Print the full listing exactly.

- Data shown:
--- --- ---

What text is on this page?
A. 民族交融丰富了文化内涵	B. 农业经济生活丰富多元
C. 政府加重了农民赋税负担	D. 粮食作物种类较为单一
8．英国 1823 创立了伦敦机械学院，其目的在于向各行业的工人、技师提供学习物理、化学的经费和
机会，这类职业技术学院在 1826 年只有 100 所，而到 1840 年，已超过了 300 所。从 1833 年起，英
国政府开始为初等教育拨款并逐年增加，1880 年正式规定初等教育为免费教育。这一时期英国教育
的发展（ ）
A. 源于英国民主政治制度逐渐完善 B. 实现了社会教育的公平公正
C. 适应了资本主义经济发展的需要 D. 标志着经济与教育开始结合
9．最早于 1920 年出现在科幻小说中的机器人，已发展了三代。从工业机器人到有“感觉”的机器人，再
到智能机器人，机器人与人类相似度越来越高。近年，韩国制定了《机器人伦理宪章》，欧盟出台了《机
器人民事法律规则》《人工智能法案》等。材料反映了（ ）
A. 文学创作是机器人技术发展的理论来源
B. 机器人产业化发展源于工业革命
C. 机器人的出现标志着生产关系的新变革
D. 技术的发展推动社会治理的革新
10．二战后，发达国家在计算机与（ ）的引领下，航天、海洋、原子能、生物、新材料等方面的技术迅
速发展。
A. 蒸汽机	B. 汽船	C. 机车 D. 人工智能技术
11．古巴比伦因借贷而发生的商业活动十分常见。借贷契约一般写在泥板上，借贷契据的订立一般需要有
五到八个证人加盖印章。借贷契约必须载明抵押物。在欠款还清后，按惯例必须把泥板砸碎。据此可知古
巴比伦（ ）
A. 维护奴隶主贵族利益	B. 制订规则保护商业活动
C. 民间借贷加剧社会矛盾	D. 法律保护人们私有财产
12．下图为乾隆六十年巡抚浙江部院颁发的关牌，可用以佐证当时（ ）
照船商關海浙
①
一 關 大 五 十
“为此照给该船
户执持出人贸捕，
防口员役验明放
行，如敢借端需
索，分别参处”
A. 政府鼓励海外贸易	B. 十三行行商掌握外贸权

--- --- ---

- Solution to the exercise:
What text is on this page?
A. 民族交融丰富了文化内涵	B. 农业经济生活丰富多元
C. 政府加重了农民赋税负担	D. 粮食作物种类较为单一
8．英国 1823 创立了伦敦机械学院，其目的在于向各行业的工人、技师提供学习物理、化学的经费和
机会，这类职业技术学院在 1826 年只有 100 所，而到 1840 年，已超过了 300 所。从 1833 年起，英
国政府开始为初等教育拨款并逐年增加，1880 年正式规定初等教育为免费教育。这一时期英国教育
的发展（ ）
A. 源于英国民主政治制度逐渐完善 B. 实现了社会教育的公平公正
C. 适应了资本主义经济发展的需要 D. 标志着经济与教育开始结合
9．最早于 1920 年出现在科幻小说中的机器人，已发展了三代。从工业机器人到有“感觉”的机器人，再
到智能机器人，机器人与人类相似度越来越高。近年，韩国制定了《机器人伦理宪章》，欧盟出台了《机
器人民事法律规则》《人工智能法案》等。材料反映了（ ）
A. 文学创作是机器人技术发展的理论来源
B. 机器人产业化发展源于工业革命
C. 机器人的出现标志着生产关系的新变革
D. 技术的发展推动社会治理的革新
10．二战后，发达国家在计算机与（ ）的引领下，航天、海洋、原子能、生物、新材料等方面的技术迅
速发展。
A. 蒸汽机	B. 汽船	C. 机车 D. 人工智能技术
11．古巴比伦因借贷而发生的商业活动十分常见。借贷契约一般写在泥板上，借贷契据的订立一般需要有
五到八个证人加盖印章。借贷契约必须载明抵押物。在欠款还清后，按惯例必须把泥板砸碎。据此可知古
巴比伦（ ）
A. 维护奴隶主贵族利益	B. 制订规则保护商业活动
C. 民间借贷加剧社会矛盾	D. 法律保护人们私有财产
12．下图为乾隆六十年巡抚浙江部院颁发的关牌，可用以佐证当时（ ）
照船商關海浙
①
一 關 大 五 十
“为此照给该船
户执持出人贸捕，
防口员役验明放
行，如敢借端需
索，分别参处”
A. 政府鼓励海外贸易	B. 十三行行商掌握外贸权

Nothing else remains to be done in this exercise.